■ Entries from a dataset

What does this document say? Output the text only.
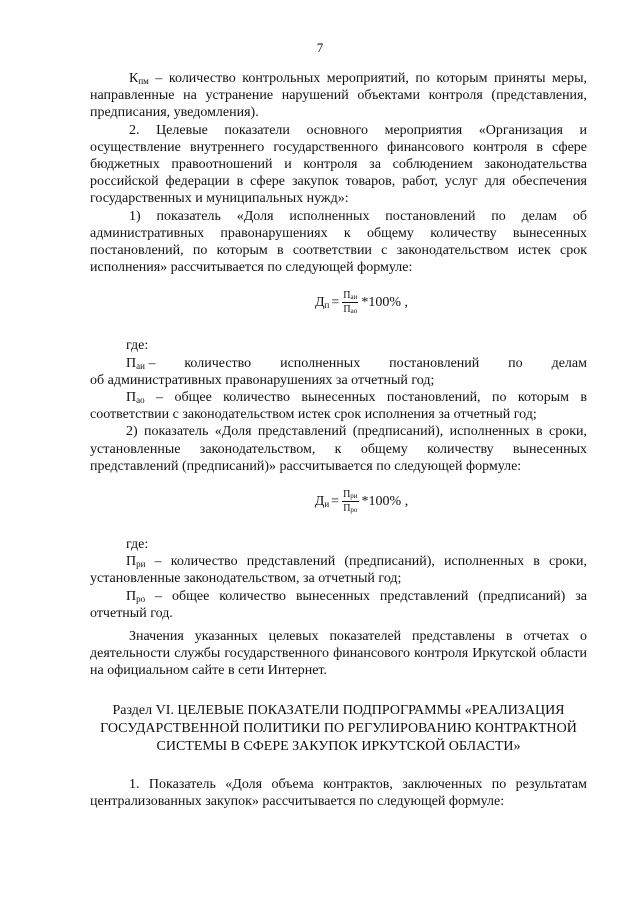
7

$К_{пм}$ – количество контрольных мероприятий, по которым приняты меры, направленные на устранение нарушений объектами контроля (представления, предписания, уведомления).

2. Целевые показатели основного мероприятия «Организация и осуществление внутреннего государственного финансового контроля в сфере бюджетных правоотношений и контроля за соблюдением законодательства российской федерации в сфере закупок товаров, работ, услуг для обеспечения государственных и муниципальных нужд»:

1) показатель «Доля исполненных постановлений по делам об административных правонарушениях к общему количеству вынесенных постановлений, по которым в соответствии с законодательством истек срок исполнения» рассчитывается по следующей формуле:

$Д_п = \frac{П_{аи}}{П_{ао}} *100\%$ ,

где:

$П_{аи}$ – количество исполненных постановлений по делам

об административных правонарушениях за отчетный год;

$П_{ао}$ – общее количество вынесенных постановлений, по которым в соответствии с законодательством истек срок исполнения за отчетный год;

2) показатель «Доля представлений (предписаний), исполненных в сроки, установленные законодательством, к общему количеству вынесенных представлений (предписаний)» рассчитывается по следующей формуле:

$Д_и = \frac{П_{ри}}{П_{ро}} *100\%$ ,

где:

$П_{ри}$ – количество представлений (предписаний), исполненных в сроки, установленные законодательством, за отчетный год;

$П_{ро}$ – общее количество вынесенных представлений (предписаний) за отчетный год.

Значения указанных целевых показателей представлены в отчетах о деятельности службы государственного финансового контроля Иркутской области на официальном сайте в сети Интернет.

Раздел VI. ЦЕЛЕВЫЕ ПОКАЗАТЕЛИ ПОДПРОГРАММЫ «РЕАЛИЗАЦИЯ ГОСУДАРСТВЕННОЙ ПОЛИТИКИ ПО РЕГУЛИРОВАНИЮ КОНТРАКТНОЙ СИСТЕМЫ В СФЕРЕ ЗАКУПОК ИРКУТСКОЙ ОБЛАСТИ»

1. Показатель «Доля объема контрактов, заключенных по результатам централизованных закупок» рассчитывается по следующей формуле:
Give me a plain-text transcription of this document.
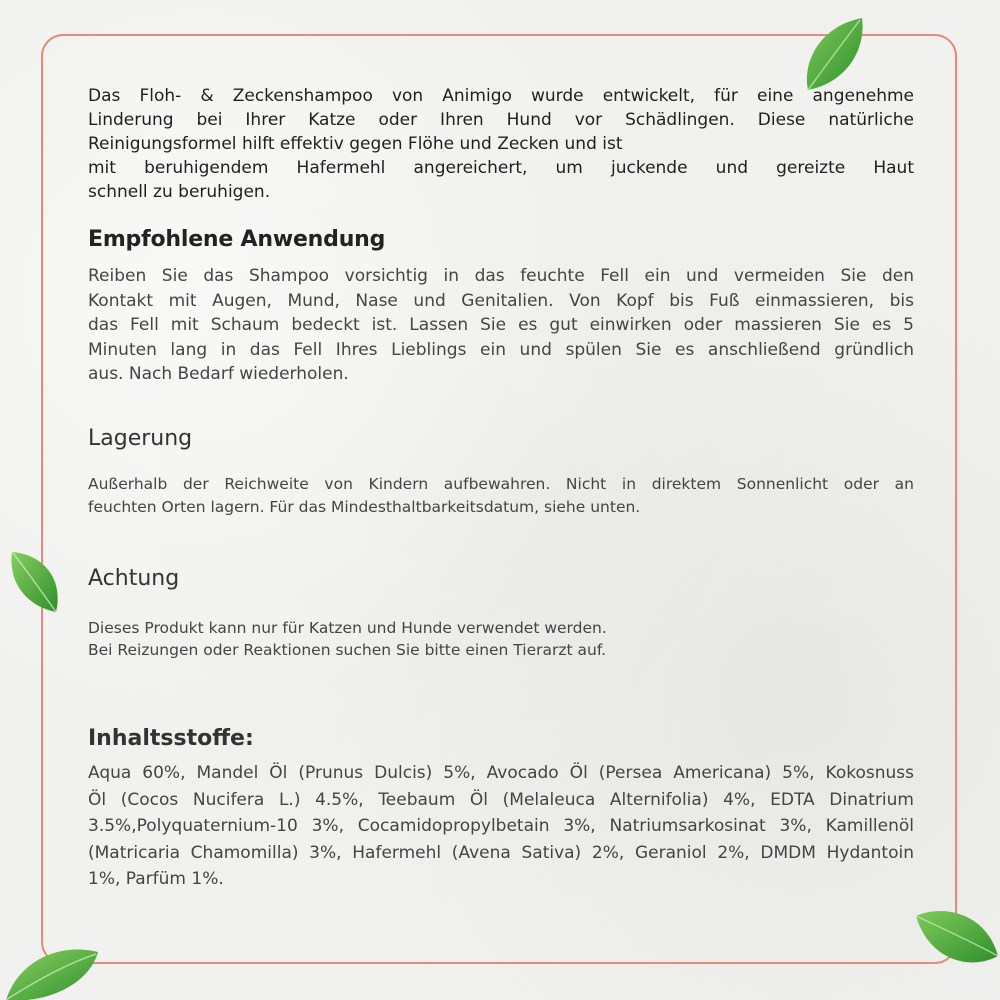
Das Floh- & Zeckenshampoo von Animigo wurde entwickelt, für eine angenehme
Linderung bei Ihrer Katze oder Ihren Hund vor Schädlingen. Diese natürliche
Reinigungsformel hilft effektiv gegen Flöhe und Zecken und ist
mit beruhigendem Hafermehl angereichert, um juckende und gereizte Haut
schnell zu beruhigen.

Empfohlene Anwendung

Reiben Sie das Shampoo vorsichtig in das feuchte Fell ein und vermeiden Sie den
Kontakt mit Augen, Mund, Nase und Genitalien. Von Kopf bis Fuß einmassieren, bis
das Fell mit Schaum bedeckt ist. Lassen Sie es gut einwirken oder massieren Sie es 5
Minuten lang in das Fell Ihres Lieblings ein und spülen Sie es anschließend gründlich
aus. Nach Bedarf wiederholen.

Lagerung

Außerhalb der Reichweite von Kindern aufbewahren. Nicht in direktem Sonnenlicht oder an
feuchten Orten lagern. Für das Mindesthaltbarkeitsdatum, siehe unten.

Achtung

Dieses Produkt kann nur für Katzen und Hunde verwendet werden.
Bei Reizungen oder Reaktionen suchen Sie bitte einen Tierarzt auf.

Inhaltsstoffe:

Aqua 60%, Mandel Öl (Prunus Dulcis) 5%, Avocado Öl (Persea Americana) 5%, Kokosnuss
Öl (Cocos Nucifera L.) 4.5%, Teebaum Öl (Melaleuca Alternifolia) 4%, EDTA Dinatrium
3.5%,Polyquaternium-10 3%, Cocamidopropylbetain 3%, Natriumsarkosinat 3%, Kamillenöl
(Matricaria Chamomilla) 3%, Hafermehl (Avena Sativa) 2%, Geraniol 2%, DMDM Hydantoin
1%, Parfüm 1%.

■ Work instructions
All of the material above needs to be restated exactly, with no pictures.

■ Written answer
What does this document say? Output the text only.
7

$К_{пм}$ – количество контрольных мероприятий, по которым приняты меры, направленные на устранение нарушений объектами контроля (представления, предписания, уведомления).

2. Целевые показатели основного мероприятия «Организация и осуществление внутреннего государственного финансового контроля в сфере бюджетных правоотношений и контроля за соблюдением законодательства российской федерации в сфере закупок товаров, работ, услуг для обеспечения государственных и муниципальных нужд»:

1) показатель «Доля исполненных постановлений по делам об административных правонарушениях к общему количеству вынесенных постановлений, по которым в соответствии с законодательством истек срок исполнения» рассчитывается по следующей формуле:

$Д_п = \frac{П_{аи}}{П_{ао}} *100\%$ ,

где:

$П_{аи}$ – количество исполненных постановлений по делам

об административных правонарушениях за отчетный год;

$П_{ао}$ – общее количество вынесенных постановлений, по которым в соответствии с законодательством истек срок исполнения за отчетный год;

2) показатель «Доля представлений (предписаний), исполненных в сроки, установленные законодательством, к общему количеству вынесенных представлений (предписаний)» рассчитывается по следующей формуле:

$Д_и = \frac{П_{ри}}{П_{ро}} *100\%$ ,

где:

$П_{ри}$ – количество представлений (предписаний), исполненных в сроки, установленные законодательством, за отчетный год;

$П_{ро}$ – общее количество вынесенных представлений (предписаний) за отчетный год.

Значения указанных целевых показателей представлены в отчетах о деятельности службы государственного финансового контроля Иркутской области на официальном сайте в сети Интернет.

Раздел VI. ЦЕЛЕВЫЕ ПОКАЗАТЕЛИ ПОДПРОГРАММЫ «РЕАЛИЗАЦИЯ ГОСУДАРСТВЕННОЙ ПОЛИТИКИ ПО РЕГУЛИРОВАНИЮ КОНТРАКТНОЙ СИСТЕМЫ В СФЕРЕ ЗАКУПОК ИРКУТСКОЙ ОБЛАСТИ»

1. Показатель «Доля объема контрактов, заключенных по результатам централизованных закупок» рассчитывается по следующей формуле:
Give me a plain-text transcription of this document.
Das Floh- & Zeckenshampoo von Animigo wurde entwickelt, für eine angenehme
Linderung bei Ihrer Katze oder Ihren Hund vor Schädlingen. Diese natürliche
Reinigungsformel hilft effektiv gegen Flöhe und Zecken und ist
mit beruhigendem Hafermehl angereichert, um juckende und gereizte Haut
schnell zu beruhigen.

Empfohlene Anwendung

Reiben Sie das Shampoo vorsichtig in das feuchte Fell ein und vermeiden Sie den
Kontakt mit Augen, Mund, Nase und Genitalien. Von Kopf bis Fuß einmassieren, bis
das Fell mit Schaum bedeckt ist. Lassen Sie es gut einwirken oder massieren Sie es 5
Minuten lang in das Fell Ihres Lieblings ein und spülen Sie es anschließend gründlich
aus. Nach Bedarf wiederholen.

Lagerung

Außerhalb der Reichweite von Kindern aufbewahren. Nicht in direktem Sonnenlicht oder an
feuchten Orten lagern. Für das Mindesthaltbarkeitsdatum, siehe unten.

Achtung

Dieses Produkt kann nur für Katzen und Hunde verwendet werden.
Bei Reizungen oder Reaktionen suchen Sie bitte einen Tierarzt auf.

Inhaltsstoffe:

Aqua 60%, Mandel Öl (Prunus Dulcis) 5%, Avocado Öl (Persea Americana) 5%, Kokosnuss
Öl (Cocos Nucifera L.) 4.5%, Teebaum Öl (Melaleuca Alternifolia) 4%, EDTA Dinatrium
3.5%,Polyquaternium-10 3%, Cocamidopropylbetain 3%, Natriumsarkosinat 3%, Kamillenöl
(Matricaria Chamomilla) 3%, Hafermehl (Avena Sativa) 2%, Geraniol 2%, DMDM Hydantoin
1%, Parfüm 1%.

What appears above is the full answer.